Supplied information.
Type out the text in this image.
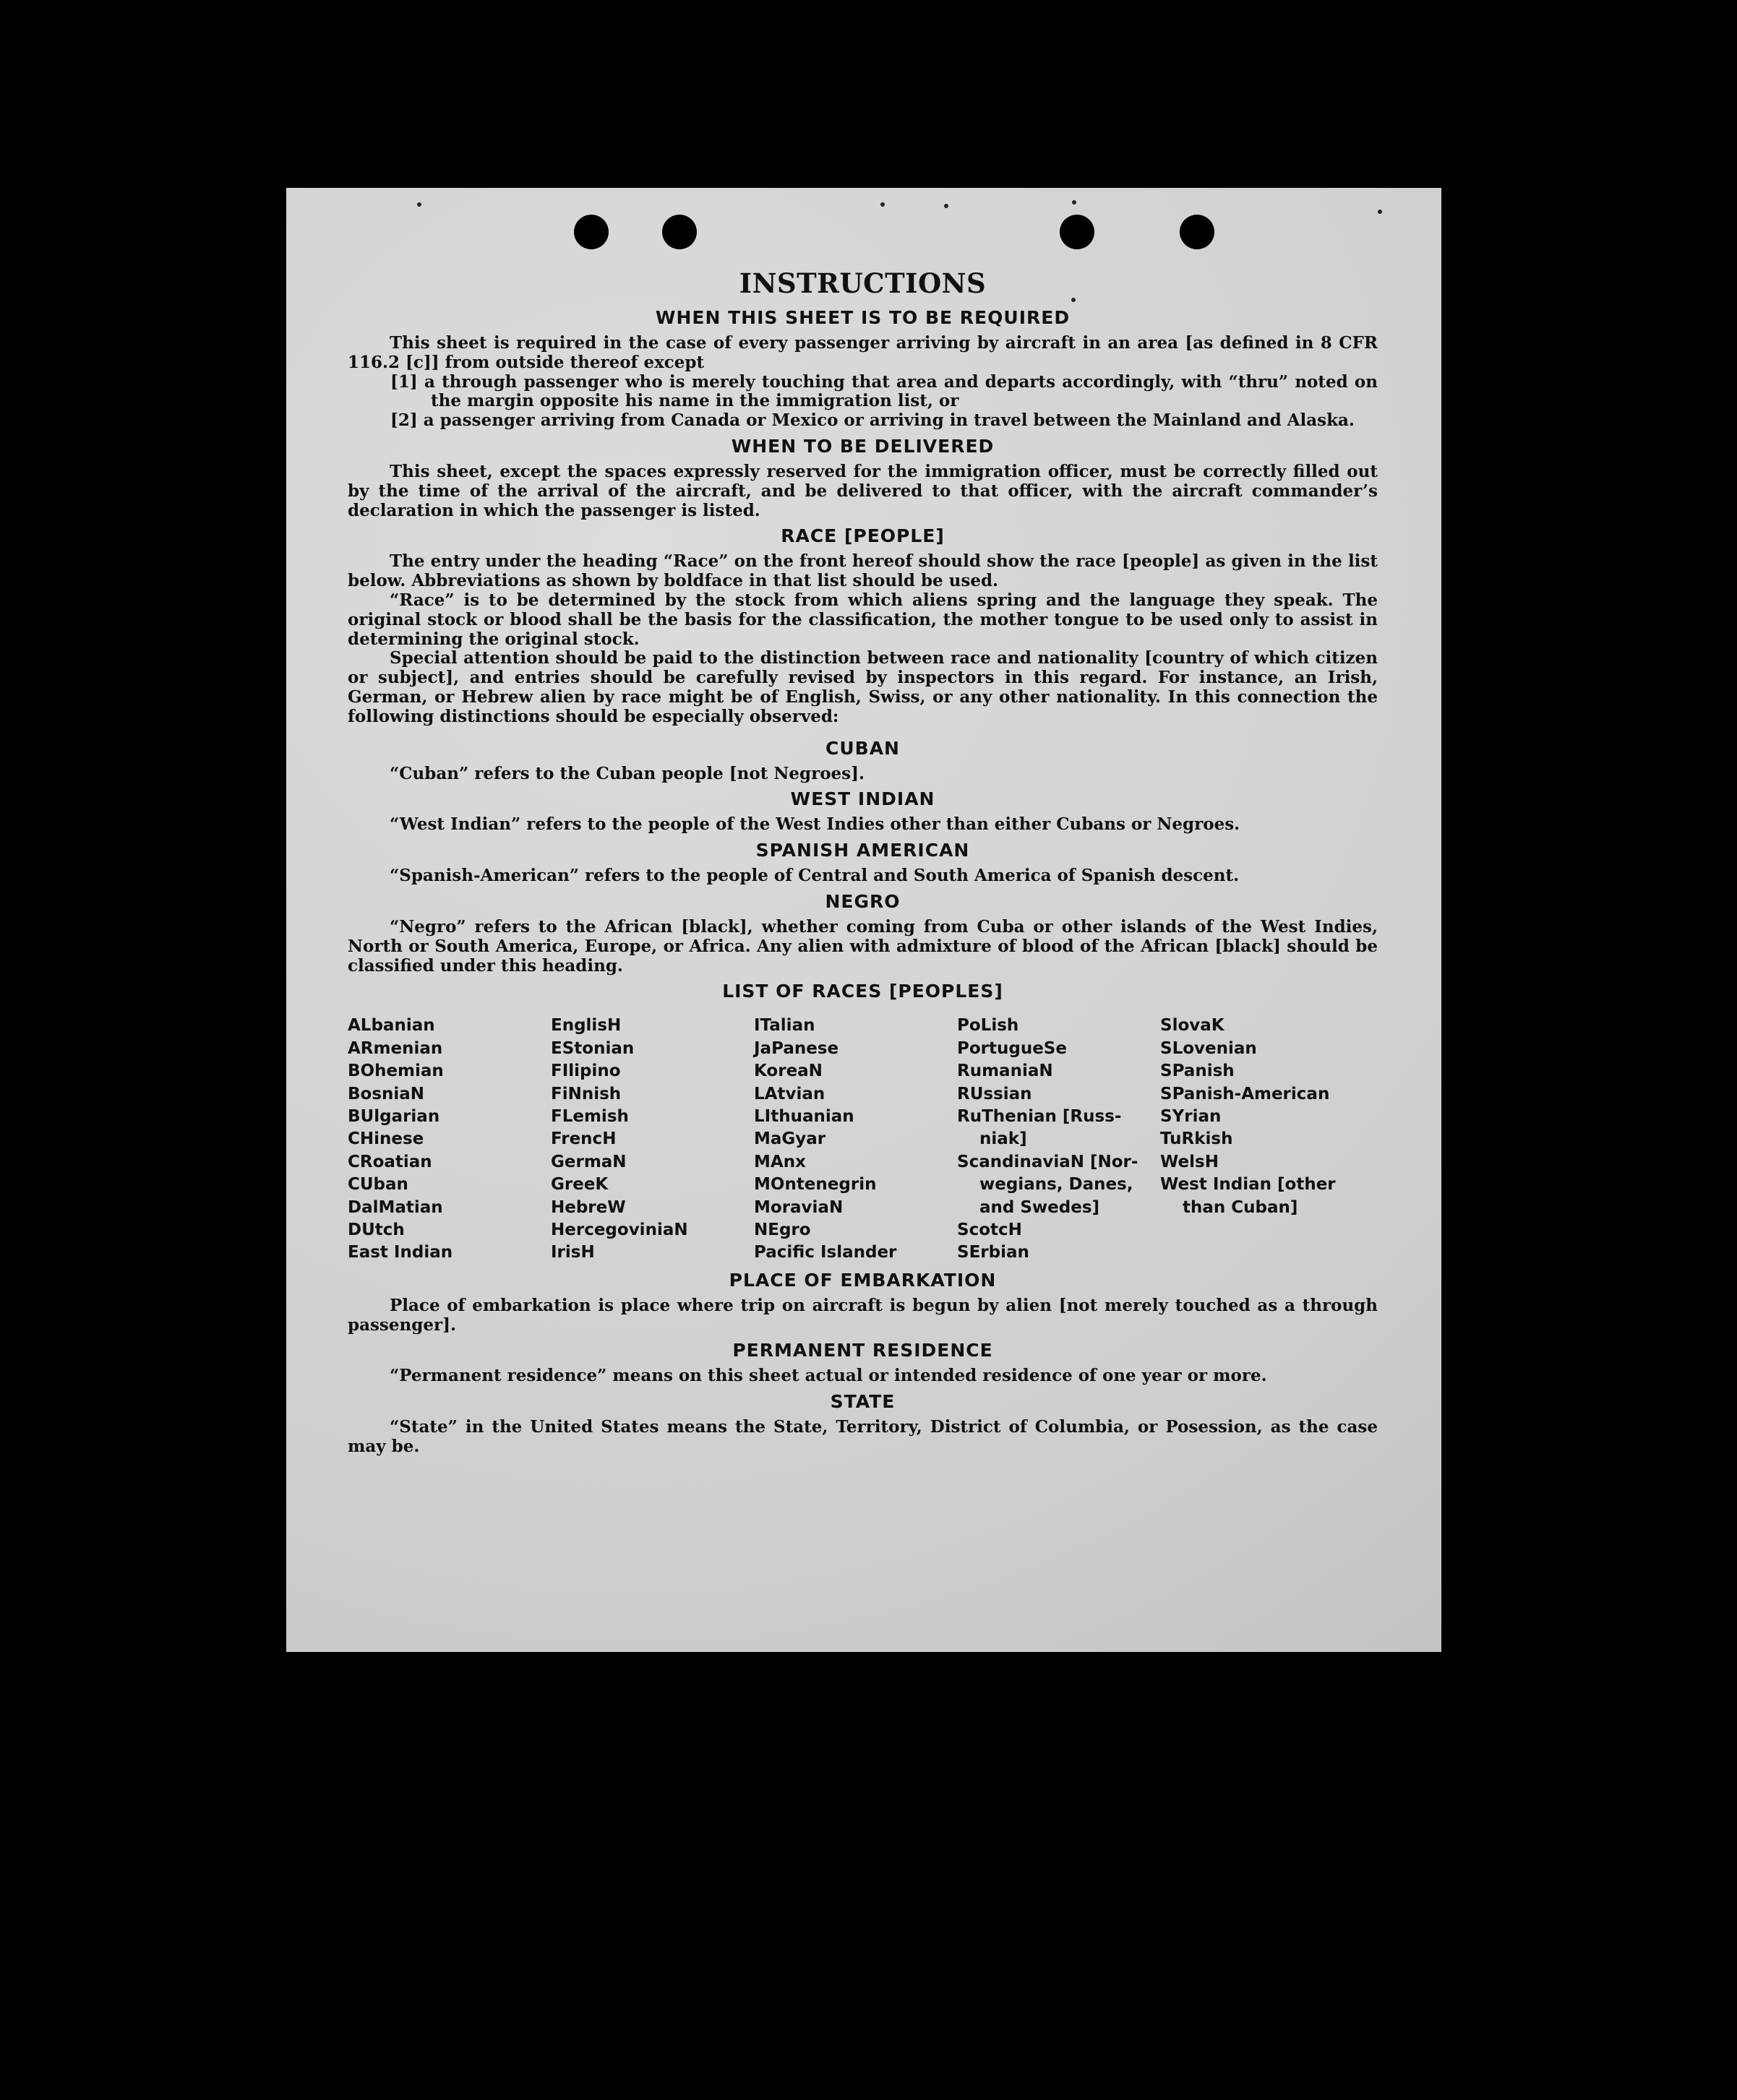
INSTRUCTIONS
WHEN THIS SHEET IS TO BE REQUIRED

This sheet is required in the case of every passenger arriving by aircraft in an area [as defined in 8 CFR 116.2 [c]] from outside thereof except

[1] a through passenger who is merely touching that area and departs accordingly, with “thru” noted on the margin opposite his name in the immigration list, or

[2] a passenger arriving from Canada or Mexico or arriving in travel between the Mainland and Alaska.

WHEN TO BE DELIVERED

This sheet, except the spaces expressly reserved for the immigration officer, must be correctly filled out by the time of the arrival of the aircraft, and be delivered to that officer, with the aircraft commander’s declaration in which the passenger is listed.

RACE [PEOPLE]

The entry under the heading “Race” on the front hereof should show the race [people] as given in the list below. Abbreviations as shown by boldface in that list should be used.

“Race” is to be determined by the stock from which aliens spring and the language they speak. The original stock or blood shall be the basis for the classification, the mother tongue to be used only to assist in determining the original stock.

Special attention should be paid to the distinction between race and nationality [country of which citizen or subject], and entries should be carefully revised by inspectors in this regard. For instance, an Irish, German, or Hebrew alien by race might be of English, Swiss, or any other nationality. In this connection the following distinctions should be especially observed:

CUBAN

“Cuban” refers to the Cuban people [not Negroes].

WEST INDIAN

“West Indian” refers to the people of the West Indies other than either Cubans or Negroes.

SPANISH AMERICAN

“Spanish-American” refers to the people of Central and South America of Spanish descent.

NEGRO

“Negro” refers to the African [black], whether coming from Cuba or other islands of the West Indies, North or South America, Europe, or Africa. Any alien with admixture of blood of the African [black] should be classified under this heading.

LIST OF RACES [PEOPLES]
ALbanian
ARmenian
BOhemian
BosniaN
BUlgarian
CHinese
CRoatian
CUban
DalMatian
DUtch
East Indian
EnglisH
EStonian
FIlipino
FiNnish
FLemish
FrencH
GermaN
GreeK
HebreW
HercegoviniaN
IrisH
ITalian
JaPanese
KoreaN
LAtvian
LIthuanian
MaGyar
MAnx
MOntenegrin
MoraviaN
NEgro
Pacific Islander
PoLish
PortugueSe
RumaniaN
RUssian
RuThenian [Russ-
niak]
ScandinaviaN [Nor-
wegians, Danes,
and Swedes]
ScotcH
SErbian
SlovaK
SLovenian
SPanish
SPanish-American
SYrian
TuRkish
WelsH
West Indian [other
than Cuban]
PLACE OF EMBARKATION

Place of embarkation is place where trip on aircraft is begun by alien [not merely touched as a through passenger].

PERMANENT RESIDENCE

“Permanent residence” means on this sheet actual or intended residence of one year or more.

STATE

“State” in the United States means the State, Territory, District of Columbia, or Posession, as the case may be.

To do. Find the lines above holding the word "WHEN" and show them.

Answer to this exercise.
WHEN THIS SHEET IS TO BE REQUIRED
WHEN TO BE DELIVERED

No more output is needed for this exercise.